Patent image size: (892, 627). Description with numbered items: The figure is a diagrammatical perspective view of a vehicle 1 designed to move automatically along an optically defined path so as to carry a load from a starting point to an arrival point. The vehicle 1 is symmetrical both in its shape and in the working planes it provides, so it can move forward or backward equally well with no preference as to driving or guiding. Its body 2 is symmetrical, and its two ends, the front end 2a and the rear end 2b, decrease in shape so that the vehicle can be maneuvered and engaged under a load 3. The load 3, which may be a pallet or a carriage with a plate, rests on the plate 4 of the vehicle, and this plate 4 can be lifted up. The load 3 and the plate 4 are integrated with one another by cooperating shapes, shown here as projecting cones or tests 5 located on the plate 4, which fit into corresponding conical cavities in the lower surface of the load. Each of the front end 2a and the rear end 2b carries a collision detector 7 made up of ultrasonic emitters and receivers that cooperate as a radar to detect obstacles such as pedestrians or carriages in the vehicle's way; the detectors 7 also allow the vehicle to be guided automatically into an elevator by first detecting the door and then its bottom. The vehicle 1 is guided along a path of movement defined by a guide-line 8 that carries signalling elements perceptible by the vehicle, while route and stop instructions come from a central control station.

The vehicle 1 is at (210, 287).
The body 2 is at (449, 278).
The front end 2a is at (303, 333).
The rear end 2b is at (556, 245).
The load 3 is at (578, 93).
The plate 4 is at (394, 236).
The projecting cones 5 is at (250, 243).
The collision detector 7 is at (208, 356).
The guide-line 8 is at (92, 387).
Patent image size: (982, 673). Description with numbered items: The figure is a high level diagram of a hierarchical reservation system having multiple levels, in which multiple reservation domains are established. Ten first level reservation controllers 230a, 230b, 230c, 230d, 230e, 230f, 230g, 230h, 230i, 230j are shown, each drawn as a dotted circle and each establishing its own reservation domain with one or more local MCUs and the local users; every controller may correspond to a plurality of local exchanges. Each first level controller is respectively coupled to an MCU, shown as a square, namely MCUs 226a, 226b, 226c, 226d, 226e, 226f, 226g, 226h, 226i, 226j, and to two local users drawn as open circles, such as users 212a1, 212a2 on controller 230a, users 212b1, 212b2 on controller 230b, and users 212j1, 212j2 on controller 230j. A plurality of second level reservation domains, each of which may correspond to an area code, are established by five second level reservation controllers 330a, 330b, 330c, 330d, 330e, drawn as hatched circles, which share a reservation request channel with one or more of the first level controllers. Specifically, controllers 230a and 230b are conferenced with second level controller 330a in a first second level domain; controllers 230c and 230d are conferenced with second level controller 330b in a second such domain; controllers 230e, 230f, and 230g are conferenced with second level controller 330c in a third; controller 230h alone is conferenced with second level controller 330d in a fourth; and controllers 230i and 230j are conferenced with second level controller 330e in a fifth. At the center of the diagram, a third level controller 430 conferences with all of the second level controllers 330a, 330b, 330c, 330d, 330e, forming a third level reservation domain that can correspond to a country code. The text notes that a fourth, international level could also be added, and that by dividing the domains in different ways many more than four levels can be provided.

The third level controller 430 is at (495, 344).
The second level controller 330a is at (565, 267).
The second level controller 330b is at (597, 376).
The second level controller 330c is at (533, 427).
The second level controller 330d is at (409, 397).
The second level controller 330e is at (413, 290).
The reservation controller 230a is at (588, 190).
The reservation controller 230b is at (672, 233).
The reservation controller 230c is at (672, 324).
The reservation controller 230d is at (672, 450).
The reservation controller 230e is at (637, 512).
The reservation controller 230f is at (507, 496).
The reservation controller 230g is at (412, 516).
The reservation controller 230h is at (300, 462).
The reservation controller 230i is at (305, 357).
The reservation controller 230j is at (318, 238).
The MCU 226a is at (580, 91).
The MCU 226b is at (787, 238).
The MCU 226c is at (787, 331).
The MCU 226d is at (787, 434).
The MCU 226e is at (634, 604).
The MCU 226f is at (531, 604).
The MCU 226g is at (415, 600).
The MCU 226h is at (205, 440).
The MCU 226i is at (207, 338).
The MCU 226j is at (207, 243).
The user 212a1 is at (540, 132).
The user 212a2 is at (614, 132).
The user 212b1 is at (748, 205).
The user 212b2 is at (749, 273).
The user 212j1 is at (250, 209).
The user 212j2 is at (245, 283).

**Istruzioni**
Per favore, individua nei record qui sopra tutte le righe che contengono la parola "body" e copiale. Maiuscole e minuscole contano.

**Soluzione**
Patent image size: (892, 627). Description with numbered items: The figure is a diagrammatical perspective view of a vehicle 1 designed to move automatically along an optically defined path so as to carry a load from a starting point to an arrival point. The vehicle 1 is symmetrical both in its shape and in the working planes it provides, so it can move forward or backward equally well with no preference as to driving or guiding. Its body 2 is symmetrical, and its two ends, the front end 2a and the rear end 2b, decrease in shape so that the vehicle can be maneuvered and engaged under a load 3. The load 3, which may be a pallet or a carriage with a plate, rests on the plate 4 of the vehicle, and this plate 4 can be lifted up. The load 3 and the plate 4 are integrated with one another by cooperating shapes, shown here as projecting cones or tests 5 located on the plate 4, which fit into corresponding conical cavities in the lower surface of the load. Each of the front end 2a and the rear end 2b carries a collision detector 7 made up of ultrasonic emitters and receivers that cooperate as a radar to detect obstacles such as pedestrians or carriages in the vehicle's way; the detectors 7 also allow the vehicle to be guided automatically into an elevator by first detecting the door and then its bottom. The vehicle 1 is guided along a path of movement defined by a guide-line 8 that carries signalling elements perceptible by the vehicle, while route and stop instructions come from a central control station.
The body 2 is at (449, 278).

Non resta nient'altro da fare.